(Stored entries)
START

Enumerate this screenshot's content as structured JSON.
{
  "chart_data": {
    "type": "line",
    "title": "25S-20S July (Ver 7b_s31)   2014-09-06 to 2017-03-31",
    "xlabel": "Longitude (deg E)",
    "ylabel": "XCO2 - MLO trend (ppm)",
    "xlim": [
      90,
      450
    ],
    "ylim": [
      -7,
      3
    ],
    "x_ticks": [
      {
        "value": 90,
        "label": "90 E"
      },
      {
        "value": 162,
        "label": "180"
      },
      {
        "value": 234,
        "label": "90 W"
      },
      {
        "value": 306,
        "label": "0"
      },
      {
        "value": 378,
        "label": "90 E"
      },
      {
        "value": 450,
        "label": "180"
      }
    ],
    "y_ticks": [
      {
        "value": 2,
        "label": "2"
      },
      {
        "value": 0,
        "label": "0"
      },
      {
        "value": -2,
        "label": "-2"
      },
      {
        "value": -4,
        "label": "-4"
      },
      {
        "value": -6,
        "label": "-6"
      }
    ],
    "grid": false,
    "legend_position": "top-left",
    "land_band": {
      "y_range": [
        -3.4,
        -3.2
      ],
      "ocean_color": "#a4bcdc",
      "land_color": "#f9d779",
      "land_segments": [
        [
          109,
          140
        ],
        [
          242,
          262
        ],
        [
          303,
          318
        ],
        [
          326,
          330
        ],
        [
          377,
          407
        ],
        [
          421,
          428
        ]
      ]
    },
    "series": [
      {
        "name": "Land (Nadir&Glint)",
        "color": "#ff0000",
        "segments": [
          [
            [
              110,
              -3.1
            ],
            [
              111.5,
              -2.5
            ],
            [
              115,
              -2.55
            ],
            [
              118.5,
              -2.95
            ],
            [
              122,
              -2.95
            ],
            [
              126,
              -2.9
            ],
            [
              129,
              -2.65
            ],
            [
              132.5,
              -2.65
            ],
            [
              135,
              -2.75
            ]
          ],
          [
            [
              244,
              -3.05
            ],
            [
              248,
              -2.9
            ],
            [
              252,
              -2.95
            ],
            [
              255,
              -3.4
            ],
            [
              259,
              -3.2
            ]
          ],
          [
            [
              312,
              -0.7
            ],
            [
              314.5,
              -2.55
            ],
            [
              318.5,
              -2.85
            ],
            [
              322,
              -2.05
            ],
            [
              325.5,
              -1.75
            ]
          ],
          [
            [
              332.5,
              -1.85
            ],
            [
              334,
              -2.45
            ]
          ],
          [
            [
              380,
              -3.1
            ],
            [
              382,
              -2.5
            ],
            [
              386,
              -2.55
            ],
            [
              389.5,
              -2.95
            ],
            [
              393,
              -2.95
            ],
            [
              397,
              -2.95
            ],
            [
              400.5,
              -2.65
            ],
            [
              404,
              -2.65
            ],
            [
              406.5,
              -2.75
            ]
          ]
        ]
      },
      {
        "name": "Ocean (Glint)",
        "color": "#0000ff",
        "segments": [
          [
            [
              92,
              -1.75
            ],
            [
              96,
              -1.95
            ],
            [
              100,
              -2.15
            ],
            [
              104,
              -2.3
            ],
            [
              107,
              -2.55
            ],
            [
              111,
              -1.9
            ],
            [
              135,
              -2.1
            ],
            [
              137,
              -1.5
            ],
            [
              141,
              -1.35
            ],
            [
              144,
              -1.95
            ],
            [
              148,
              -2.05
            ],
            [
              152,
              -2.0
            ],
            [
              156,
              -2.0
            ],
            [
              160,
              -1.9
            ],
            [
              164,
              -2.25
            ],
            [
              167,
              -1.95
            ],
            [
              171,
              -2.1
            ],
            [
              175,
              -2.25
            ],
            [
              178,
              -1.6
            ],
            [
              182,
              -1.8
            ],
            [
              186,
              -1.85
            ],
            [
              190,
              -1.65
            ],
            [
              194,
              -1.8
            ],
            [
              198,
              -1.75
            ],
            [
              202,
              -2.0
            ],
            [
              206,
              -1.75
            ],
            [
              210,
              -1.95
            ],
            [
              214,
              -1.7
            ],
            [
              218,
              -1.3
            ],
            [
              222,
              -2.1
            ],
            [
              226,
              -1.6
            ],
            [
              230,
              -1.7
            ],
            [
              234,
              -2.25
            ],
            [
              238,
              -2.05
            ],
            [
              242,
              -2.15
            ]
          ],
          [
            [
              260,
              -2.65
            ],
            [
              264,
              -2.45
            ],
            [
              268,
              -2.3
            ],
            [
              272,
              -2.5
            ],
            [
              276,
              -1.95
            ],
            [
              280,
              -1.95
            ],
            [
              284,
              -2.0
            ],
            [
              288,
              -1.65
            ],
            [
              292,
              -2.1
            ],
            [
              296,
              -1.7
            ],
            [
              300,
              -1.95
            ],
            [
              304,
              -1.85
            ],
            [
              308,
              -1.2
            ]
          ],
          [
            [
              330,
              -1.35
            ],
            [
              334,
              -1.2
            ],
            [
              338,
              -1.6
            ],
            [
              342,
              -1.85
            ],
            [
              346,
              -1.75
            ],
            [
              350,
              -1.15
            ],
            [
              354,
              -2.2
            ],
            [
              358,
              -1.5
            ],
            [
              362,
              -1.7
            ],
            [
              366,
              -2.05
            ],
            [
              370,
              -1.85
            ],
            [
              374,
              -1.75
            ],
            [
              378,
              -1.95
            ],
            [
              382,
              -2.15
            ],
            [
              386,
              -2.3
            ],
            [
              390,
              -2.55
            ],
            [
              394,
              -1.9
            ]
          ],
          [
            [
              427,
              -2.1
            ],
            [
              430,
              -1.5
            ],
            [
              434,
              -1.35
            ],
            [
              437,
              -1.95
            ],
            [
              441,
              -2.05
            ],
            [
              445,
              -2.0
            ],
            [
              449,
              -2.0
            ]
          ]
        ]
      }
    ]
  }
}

END
START

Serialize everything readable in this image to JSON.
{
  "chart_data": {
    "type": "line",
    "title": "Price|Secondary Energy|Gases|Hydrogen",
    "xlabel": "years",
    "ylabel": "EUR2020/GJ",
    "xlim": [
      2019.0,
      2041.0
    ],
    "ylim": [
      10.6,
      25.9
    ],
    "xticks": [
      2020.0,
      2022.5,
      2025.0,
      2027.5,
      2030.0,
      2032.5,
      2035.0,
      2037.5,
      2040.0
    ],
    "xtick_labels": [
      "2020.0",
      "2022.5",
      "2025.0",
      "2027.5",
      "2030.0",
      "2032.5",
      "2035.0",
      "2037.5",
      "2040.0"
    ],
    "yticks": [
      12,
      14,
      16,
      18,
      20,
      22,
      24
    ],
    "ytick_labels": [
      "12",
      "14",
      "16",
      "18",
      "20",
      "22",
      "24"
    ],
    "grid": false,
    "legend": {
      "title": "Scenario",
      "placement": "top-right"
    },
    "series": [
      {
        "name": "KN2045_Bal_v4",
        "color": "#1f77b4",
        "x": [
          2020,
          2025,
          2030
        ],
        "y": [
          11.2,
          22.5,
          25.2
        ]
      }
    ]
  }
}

END
START

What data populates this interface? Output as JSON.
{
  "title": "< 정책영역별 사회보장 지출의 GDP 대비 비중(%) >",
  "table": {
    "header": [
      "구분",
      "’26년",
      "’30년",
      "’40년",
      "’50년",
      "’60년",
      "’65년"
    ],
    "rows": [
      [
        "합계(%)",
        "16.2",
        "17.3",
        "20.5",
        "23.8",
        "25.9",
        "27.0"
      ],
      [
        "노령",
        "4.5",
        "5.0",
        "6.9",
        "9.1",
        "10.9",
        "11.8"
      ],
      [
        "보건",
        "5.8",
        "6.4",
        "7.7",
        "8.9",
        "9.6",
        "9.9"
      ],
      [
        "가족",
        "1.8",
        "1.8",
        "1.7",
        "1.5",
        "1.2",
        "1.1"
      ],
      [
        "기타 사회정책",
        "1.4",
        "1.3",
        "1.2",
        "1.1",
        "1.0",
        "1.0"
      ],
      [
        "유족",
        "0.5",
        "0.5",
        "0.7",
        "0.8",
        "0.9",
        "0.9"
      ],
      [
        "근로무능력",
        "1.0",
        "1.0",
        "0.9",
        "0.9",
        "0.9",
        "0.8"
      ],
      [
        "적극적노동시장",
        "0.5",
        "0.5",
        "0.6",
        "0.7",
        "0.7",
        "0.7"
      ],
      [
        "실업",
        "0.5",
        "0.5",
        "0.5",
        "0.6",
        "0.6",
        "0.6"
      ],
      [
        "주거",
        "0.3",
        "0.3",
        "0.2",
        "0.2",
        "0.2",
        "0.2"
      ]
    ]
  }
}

END

Given instruction: Return every line in the listing that contains the word "xlabel".

Solution to this exercise:
    "xlabel": "Longitude (deg E)",
    "xlabel": "years",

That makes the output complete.